___ Records for the exercise ___
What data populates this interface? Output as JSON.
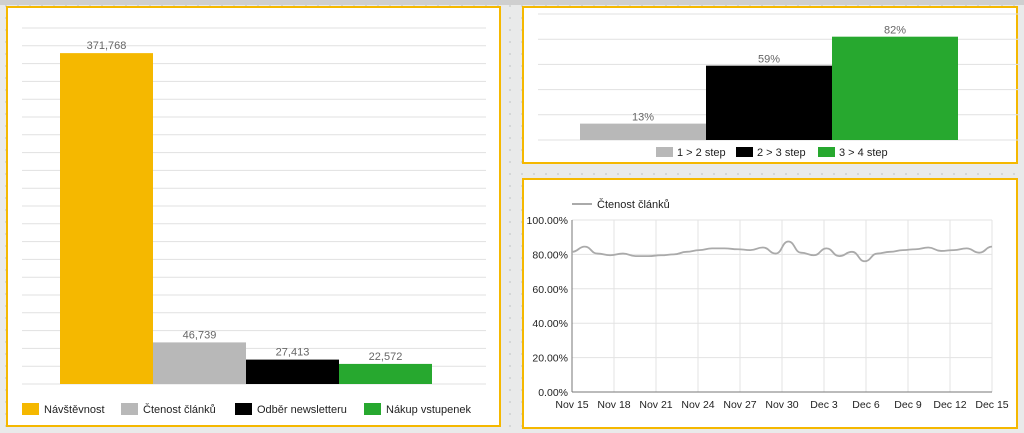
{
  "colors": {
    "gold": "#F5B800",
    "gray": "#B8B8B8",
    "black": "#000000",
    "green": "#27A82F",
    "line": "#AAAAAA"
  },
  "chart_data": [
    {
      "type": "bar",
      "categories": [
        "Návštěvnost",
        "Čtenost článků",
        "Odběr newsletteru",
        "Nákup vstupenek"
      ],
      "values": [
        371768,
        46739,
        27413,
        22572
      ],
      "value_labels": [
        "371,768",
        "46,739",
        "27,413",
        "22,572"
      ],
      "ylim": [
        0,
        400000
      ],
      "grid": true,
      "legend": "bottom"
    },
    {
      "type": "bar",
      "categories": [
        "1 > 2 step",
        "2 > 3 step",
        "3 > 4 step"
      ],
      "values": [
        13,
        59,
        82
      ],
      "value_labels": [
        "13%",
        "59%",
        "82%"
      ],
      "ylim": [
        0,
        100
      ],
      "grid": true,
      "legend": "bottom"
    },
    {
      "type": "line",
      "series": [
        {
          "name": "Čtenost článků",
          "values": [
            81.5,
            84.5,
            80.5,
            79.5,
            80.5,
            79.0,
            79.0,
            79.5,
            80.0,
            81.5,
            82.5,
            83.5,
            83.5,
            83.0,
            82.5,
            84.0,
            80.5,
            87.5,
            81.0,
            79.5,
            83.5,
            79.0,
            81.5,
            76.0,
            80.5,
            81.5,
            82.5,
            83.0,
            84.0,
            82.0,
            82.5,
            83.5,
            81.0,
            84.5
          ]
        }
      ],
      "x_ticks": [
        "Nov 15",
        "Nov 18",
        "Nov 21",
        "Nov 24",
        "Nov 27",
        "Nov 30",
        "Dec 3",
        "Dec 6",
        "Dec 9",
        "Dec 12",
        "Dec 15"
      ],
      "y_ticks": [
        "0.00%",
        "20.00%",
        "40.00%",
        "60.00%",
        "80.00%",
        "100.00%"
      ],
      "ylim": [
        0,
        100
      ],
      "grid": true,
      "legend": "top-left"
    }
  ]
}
___
• _Request_
Print the complete listing exactly as it stands, without its pictures.

• _Output for this exercise_
What data populates this interface? Output as JSON.
{
  "colors": {
    "gold": "#F5B800",
    "gray": "#B8B8B8",
    "black": "#000000",
    "green": "#27A82F",
    "line": "#AAAAAA"
  },
  "chart_data": [
    {
      "type": "bar",
      "categories": [
        "Návštěvnost",
        "Čtenost článků",
        "Odběr newsletteru",
        "Nákup vstupenek"
      ],
      "values": [
        371768,
        46739,
        27413,
        22572
      ],
      "value_labels": [
        "371,768",
        "46,739",
        "27,413",
        "22,572"
      ],
      "ylim": [
        0,
        400000
      ],
      "grid": true,
      "legend": "bottom"
    },
    {
      "type": "bar",
      "categories": [
        "1 > 2 step",
        "2 > 3 step",
        "3 > 4 step"
      ],
      "values": [
        13,
        59,
        82
      ],
      "value_labels": [
        "13%",
        "59%",
        "82%"
      ],
      "ylim": [
        0,
        100
      ],
      "grid": true,
      "legend": "bottom"
    },
    {
      "type": "line",
      "series": [
        {
          "name": "Čtenost článků",
          "values": [
            81.5,
            84.5,
            80.5,
            79.5,
            80.5,
            79.0,
            79.0,
            79.5,
            80.0,
            81.5,
            82.5,
            83.5,
            83.5,
            83.0,
            82.5,
            84.0,
            80.5,
            87.5,
            81.0,
            79.5,
            83.5,
            79.0,
            81.5,
            76.0,
            80.5,
            81.5,
            82.5,
            83.0,
            84.0,
            82.0,
            82.5,
            83.5,
            81.0,
            84.5
          ]
        }
      ],
      "x_ticks": [
        "Nov 15",
        "Nov 18",
        "Nov 21",
        "Nov 24",
        "Nov 27",
        "Nov 30",
        "Dec 3",
        "Dec 6",
        "Dec 9",
        "Dec 12",
        "Dec 15"
      ],
      "y_ticks": [
        "0.00%",
        "20.00%",
        "40.00%",
        "60.00%",
        "80.00%",
        "100.00%"
      ],
      "ylim": [
        0,
        100
      ],
      "grid": true,
      "legend": "top-left"
    }
  ]
}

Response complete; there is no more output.